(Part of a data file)
(begin)
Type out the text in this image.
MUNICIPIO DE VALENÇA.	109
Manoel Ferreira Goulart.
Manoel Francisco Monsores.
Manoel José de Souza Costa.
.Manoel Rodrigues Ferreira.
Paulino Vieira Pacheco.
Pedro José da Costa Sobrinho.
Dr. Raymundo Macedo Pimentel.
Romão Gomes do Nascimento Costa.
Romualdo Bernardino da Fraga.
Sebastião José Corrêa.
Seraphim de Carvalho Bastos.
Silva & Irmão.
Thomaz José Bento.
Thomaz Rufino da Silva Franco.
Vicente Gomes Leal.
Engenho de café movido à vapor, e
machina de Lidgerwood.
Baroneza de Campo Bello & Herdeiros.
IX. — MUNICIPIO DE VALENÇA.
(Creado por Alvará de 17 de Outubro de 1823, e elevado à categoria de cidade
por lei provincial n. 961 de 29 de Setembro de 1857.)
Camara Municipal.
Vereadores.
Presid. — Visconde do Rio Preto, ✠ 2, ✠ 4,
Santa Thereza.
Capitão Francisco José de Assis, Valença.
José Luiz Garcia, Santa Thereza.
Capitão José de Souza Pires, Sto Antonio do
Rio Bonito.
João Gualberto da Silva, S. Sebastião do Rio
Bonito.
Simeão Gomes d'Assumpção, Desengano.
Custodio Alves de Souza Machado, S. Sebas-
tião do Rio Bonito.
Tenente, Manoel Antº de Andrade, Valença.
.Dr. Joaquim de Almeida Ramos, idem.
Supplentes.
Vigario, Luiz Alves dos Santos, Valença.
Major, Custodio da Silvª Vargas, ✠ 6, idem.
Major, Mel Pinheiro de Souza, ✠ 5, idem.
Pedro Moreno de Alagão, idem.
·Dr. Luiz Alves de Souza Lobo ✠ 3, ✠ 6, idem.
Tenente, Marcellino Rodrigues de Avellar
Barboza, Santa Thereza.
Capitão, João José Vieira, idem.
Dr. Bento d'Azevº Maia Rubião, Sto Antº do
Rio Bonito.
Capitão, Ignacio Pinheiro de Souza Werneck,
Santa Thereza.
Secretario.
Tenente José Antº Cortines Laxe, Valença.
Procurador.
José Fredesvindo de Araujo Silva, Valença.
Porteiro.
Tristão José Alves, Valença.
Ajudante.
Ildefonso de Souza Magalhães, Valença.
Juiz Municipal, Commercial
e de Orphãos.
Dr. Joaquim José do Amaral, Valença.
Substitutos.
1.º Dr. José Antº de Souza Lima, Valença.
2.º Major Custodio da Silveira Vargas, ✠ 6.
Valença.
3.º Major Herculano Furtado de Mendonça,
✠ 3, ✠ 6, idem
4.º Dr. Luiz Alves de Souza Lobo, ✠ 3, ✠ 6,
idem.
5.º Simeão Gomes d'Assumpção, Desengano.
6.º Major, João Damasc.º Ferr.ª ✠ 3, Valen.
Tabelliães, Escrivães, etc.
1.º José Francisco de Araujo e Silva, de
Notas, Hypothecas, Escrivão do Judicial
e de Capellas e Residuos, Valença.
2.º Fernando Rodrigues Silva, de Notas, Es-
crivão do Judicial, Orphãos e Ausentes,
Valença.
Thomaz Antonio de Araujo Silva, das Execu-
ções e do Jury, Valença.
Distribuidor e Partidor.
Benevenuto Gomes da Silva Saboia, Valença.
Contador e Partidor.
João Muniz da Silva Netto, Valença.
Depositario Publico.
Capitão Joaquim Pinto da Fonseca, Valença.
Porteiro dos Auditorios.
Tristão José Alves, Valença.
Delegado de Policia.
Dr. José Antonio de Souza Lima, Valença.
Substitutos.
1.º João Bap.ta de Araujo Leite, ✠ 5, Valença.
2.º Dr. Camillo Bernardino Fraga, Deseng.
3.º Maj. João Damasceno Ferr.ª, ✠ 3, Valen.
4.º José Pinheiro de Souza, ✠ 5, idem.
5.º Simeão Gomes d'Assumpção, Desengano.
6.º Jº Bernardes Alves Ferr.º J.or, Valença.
(end)
Take every line above carrying "Fraga" and return it.

- IN RESPONSE -
Romualdo Bernardino da Fraga.
2.º Dr. Camillo Bernardino Fraga, Deseng.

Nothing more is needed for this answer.